## PROBLEM TO SOLVE
Nothing may be dropped or altered: reproduce all the data.

━━━━━ LISTED ENTRIES ━━━━━

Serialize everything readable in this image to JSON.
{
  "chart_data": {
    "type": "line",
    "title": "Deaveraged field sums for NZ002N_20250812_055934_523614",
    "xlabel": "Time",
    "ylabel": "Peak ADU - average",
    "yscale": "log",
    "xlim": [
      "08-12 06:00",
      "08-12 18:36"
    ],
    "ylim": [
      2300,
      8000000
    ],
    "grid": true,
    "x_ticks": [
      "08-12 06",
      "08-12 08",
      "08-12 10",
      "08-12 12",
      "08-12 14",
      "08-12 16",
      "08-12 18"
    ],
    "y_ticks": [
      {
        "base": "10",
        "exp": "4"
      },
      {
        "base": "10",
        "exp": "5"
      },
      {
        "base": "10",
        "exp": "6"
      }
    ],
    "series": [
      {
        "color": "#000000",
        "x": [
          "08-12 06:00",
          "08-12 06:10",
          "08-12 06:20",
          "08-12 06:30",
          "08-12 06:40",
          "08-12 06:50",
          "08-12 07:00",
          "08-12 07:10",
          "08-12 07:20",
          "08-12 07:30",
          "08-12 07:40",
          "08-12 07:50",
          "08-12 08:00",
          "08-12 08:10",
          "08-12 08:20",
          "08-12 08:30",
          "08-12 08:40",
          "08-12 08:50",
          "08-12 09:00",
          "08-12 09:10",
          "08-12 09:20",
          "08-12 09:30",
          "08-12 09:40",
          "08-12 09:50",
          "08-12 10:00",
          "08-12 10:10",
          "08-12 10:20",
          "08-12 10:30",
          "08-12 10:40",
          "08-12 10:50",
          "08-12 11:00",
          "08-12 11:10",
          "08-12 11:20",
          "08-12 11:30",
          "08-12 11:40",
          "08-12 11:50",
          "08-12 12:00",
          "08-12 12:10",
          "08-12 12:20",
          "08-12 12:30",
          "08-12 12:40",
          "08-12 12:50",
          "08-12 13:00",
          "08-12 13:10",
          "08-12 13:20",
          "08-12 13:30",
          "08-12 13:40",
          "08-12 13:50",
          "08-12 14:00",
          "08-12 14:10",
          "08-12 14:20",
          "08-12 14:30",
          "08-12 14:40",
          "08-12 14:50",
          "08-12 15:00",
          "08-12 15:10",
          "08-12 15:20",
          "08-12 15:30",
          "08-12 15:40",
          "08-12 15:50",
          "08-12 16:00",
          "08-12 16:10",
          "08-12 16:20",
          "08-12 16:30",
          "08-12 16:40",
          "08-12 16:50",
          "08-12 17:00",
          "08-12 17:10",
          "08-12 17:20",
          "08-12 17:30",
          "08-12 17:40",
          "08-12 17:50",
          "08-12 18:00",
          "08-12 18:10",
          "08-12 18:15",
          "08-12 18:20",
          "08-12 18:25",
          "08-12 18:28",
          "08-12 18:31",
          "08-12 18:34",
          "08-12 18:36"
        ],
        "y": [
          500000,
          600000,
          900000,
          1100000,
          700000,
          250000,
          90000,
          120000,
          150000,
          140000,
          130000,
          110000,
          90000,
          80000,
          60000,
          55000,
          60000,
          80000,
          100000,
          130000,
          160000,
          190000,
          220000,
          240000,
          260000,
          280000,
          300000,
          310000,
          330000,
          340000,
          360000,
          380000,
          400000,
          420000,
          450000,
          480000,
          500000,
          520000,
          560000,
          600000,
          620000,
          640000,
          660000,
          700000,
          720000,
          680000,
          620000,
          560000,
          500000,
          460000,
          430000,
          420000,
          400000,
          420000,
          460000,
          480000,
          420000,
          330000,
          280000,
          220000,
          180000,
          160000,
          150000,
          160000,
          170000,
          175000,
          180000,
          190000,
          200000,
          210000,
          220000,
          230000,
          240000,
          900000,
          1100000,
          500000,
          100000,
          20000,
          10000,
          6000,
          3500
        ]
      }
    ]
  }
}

━━━━━

## WRITTEN REPLY
Serialize everything readable in this image to JSON.
{
  "chart_data": {
    "type": "line",
    "title": "Deaveraged field sums for NZ002N_20250812_055934_523614",
    "xlabel": "Time",
    "ylabel": "Peak ADU - average",
    "yscale": "log",
    "xlim": [
      "08-12 06:00",
      "08-12 18:36"
    ],
    "ylim": [
      2300,
      8000000
    ],
    "grid": true,
    "x_ticks": [
      "08-12 06",
      "08-12 08",
      "08-12 10",
      "08-12 12",
      "08-12 14",
      "08-12 16",
      "08-12 18"
    ],
    "y_ticks": [
      {
        "base": "10",
        "exp": "4"
      },
      {
        "base": "10",
        "exp": "5"
      },
      {
        "base": "10",
        "exp": "6"
      }
    ],
    "series": [
      {
        "color": "#000000",
        "x": [
          "08-12 06:00",
          "08-12 06:10",
          "08-12 06:20",
          "08-12 06:30",
          "08-12 06:40",
          "08-12 06:50",
          "08-12 07:00",
          "08-12 07:10",
          "08-12 07:20",
          "08-12 07:30",
          "08-12 07:40",
          "08-12 07:50",
          "08-12 08:00",
          "08-12 08:10",
          "08-12 08:20",
          "08-12 08:30",
          "08-12 08:40",
          "08-12 08:50",
          "08-12 09:00",
          "08-12 09:10",
          "08-12 09:20",
          "08-12 09:30",
          "08-12 09:40",
          "08-12 09:50",
          "08-12 10:00",
          "08-12 10:10",
          "08-12 10:20",
          "08-12 10:30",
          "08-12 10:40",
          "08-12 10:50",
          "08-12 11:00",
          "08-12 11:10",
          "08-12 11:20",
          "08-12 11:30",
          "08-12 11:40",
          "08-12 11:50",
          "08-12 12:00",
          "08-12 12:10",
          "08-12 12:20",
          "08-12 12:30",
          "08-12 12:40",
          "08-12 12:50",
          "08-12 13:00",
          "08-12 13:10",
          "08-12 13:20",
          "08-12 13:30",
          "08-12 13:40",
          "08-12 13:50",
          "08-12 14:00",
          "08-12 14:10",
          "08-12 14:20",
          "08-12 14:30",
          "08-12 14:40",
          "08-12 14:50",
          "08-12 15:00",
          "08-12 15:10",
          "08-12 15:20",
          "08-12 15:30",
          "08-12 15:40",
          "08-12 15:50",
          "08-12 16:00",
          "08-12 16:10",
          "08-12 16:20",
          "08-12 16:30",
          "08-12 16:40",
          "08-12 16:50",
          "08-12 17:00",
          "08-12 17:10",
          "08-12 17:20",
          "08-12 17:30",
          "08-12 17:40",
          "08-12 17:50",
          "08-12 18:00",
          "08-12 18:10",
          "08-12 18:15",
          "08-12 18:20",
          "08-12 18:25",
          "08-12 18:28",
          "08-12 18:31",
          "08-12 18:34",
          "08-12 18:36"
        ],
        "y": [
          500000,
          600000,
          900000,
          1100000,
          700000,
          250000,
          90000,
          120000,
          150000,
          140000,
          130000,
          110000,
          90000,
          80000,
          60000,
          55000,
          60000,
          80000,
          100000,
          130000,
          160000,
          190000,
          220000,
          240000,
          260000,
          280000,
          300000,
          310000,
          330000,
          340000,
          360000,
          380000,
          400000,
          420000,
          450000,
          480000,
          500000,
          520000,
          560000,
          600000,
          620000,
          640000,
          660000,
          700000,
          720000,
          680000,
          620000,
          560000,
          500000,
          460000,
          430000,
          420000,
          400000,
          420000,
          460000,
          480000,
          420000,
          330000,
          280000,
          220000,
          180000,
          160000,
          150000,
          160000,
          170000,
          175000,
          180000,
          190000,
          200000,
          210000,
          220000,
          230000,
          240000,
          900000,
          1100000,
          500000,
          100000,
          20000,
          10000,
          6000,
          3500
        ]
      }
    ]
  }
}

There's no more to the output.